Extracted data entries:
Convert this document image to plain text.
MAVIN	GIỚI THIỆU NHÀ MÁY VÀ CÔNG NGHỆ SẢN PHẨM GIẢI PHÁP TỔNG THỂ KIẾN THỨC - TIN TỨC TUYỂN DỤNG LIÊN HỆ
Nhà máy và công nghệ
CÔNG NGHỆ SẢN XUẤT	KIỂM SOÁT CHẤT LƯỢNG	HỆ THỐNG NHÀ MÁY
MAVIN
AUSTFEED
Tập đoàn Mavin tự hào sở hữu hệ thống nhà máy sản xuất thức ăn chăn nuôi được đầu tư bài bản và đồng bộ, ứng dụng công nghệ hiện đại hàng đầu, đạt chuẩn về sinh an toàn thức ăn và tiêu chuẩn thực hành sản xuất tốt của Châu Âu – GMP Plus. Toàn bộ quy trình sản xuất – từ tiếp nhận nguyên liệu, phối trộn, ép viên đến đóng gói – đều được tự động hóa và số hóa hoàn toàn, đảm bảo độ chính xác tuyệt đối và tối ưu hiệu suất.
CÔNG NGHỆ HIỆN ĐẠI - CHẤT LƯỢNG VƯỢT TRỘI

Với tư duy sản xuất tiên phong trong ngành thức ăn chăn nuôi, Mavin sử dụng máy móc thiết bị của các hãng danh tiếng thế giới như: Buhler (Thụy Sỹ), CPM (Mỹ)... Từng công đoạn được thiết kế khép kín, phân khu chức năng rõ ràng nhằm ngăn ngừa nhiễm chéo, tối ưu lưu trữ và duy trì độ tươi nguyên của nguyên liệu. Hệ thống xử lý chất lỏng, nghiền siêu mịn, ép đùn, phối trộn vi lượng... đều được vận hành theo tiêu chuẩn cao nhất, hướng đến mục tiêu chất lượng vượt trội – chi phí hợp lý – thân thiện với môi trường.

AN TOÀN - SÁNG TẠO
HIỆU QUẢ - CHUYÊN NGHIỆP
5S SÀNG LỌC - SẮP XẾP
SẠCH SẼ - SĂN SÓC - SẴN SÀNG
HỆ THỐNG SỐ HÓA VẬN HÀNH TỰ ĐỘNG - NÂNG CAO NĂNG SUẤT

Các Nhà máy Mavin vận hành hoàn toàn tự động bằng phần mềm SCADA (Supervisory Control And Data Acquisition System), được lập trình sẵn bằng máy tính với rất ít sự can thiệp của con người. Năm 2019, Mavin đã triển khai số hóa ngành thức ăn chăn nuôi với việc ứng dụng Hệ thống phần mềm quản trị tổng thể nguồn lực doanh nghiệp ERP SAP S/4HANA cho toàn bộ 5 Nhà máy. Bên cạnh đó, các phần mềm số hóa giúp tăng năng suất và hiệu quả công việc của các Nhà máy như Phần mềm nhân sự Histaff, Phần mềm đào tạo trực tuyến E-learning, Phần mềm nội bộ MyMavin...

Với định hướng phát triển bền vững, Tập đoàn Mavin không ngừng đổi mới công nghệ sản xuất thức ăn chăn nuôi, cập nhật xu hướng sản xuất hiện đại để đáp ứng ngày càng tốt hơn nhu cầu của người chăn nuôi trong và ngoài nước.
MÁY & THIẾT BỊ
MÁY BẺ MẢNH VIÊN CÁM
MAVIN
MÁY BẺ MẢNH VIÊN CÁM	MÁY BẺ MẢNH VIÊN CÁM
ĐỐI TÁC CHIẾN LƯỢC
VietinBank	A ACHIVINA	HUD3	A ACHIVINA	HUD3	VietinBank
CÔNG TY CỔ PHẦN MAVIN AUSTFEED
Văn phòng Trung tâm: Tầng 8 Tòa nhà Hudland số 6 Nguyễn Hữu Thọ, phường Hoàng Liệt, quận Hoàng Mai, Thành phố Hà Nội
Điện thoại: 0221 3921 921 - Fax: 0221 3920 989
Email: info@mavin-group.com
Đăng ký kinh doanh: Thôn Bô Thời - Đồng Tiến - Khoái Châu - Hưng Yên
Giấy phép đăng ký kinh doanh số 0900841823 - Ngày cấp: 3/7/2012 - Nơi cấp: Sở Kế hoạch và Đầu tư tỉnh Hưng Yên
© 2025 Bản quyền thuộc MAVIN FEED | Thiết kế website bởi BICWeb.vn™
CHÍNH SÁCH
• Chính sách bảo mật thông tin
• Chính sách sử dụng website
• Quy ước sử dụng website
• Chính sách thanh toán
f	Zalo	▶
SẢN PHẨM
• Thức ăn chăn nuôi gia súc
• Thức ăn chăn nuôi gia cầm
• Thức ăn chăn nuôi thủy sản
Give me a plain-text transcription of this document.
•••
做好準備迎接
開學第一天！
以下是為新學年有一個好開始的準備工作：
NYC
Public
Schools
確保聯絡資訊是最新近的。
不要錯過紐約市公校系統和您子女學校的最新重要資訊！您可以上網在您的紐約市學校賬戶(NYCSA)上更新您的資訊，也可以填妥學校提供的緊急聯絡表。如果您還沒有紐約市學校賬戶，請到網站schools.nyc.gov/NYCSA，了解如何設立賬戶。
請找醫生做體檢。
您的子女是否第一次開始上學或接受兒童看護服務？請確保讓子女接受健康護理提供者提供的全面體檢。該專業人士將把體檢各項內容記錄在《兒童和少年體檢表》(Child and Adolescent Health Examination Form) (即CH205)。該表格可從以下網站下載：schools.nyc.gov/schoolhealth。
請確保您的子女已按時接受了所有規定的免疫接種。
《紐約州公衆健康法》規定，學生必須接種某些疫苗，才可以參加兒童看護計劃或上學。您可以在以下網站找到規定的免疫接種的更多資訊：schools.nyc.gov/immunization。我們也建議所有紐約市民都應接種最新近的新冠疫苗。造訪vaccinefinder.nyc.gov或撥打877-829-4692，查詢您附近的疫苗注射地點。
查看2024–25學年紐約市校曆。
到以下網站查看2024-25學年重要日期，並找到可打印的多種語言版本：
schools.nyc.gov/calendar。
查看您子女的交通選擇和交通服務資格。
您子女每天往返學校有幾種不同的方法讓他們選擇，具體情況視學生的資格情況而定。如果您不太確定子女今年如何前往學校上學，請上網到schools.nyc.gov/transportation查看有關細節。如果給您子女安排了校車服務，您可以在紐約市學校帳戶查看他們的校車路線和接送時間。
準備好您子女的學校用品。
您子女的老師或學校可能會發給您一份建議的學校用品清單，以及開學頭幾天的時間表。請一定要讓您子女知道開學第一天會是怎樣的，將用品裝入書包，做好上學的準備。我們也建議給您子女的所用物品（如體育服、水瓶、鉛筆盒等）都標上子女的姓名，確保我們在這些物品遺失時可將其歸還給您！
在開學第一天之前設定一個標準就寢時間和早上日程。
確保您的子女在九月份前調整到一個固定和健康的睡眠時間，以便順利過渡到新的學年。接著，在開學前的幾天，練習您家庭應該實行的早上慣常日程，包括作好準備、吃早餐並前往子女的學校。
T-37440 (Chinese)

EXERCISE → Give back the lines above exactly, from the one with "Give me a plain-text" through the last line.

RESPONSE →
Give me a plain-text transcription of this document.
•••
做好準備迎接
開學第一天！
以下是為新學年有一個好開始的準備工作：
NYC
Public
Schools
確保聯絡資訊是最新近的。
不要錯過紐約市公校系統和您子女學校的最新重要資訊！您可以上網在您的紐約市學校賬戶(NYCSA)上更新您的資訊，也可以填妥學校提供的緊急聯絡表。如果您還沒有紐約市學校賬戶，請到網站schools.nyc.gov/NYCSA，了解如何設立賬戶。
請找醫生做體檢。
您的子女是否第一次開始上學或接受兒童看護服務？請確保讓子女接受健康護理提供者提供的全面體檢。該專業人士將把體檢各項內容記錄在《兒童和少年體檢表》(Child and Adolescent Health Examination Form) (即CH205)。該表格可從以下網站下載：schools.nyc.gov/schoolhealth。
請確保您的子女已按時接受了所有規定的免疫接種。
《紐約州公衆健康法》規定，學生必須接種某些疫苗，才可以參加兒童看護計劃或上學。您可以在以下網站找到規定的免疫接種的更多資訊：schools.nyc.gov/immunization。我們也建議所有紐約市民都應接種最新近的新冠疫苗。造訪vaccinefinder.nyc.gov或撥打877-829-4692，查詢您附近的疫苗注射地點。
查看2024–25學年紐約市校曆。
到以下網站查看2024-25學年重要日期，並找到可打印的多種語言版本：
schools.nyc.gov/calendar。
查看您子女的交通選擇和交通服務資格。
您子女每天往返學校有幾種不同的方法讓他們選擇，具體情況視學生的資格情況而定。如果您不太確定子女今年如何前往學校上學，請上網到schools.nyc.gov/transportation查看有關細節。如果給您子女安排了校車服務，您可以在紐約市學校帳戶查看他們的校車路線和接送時間。
準備好您子女的學校用品。
您子女的老師或學校可能會發給您一份建議的學校用品清單，以及開學頭幾天的時間表。請一定要讓您子女知道開學第一天會是怎樣的，將用品裝入書包，做好上學的準備。我們也建議給您子女的所用物品（如體育服、水瓶、鉛筆盒等）都標上子女的姓名，確保我們在這些物品遺失時可將其歸還給您！
在開學第一天之前設定一個標準就寢時間和早上日程。
確保您的子女在九月份前調整到一個固定和健康的睡眠時間，以便順利過渡到新的學年。接著，在開學前的幾天，練習您家庭應該實行的早上慣常日程，包括作好準備、吃早餐並前往子女的學校。
T-37440 (Chinese)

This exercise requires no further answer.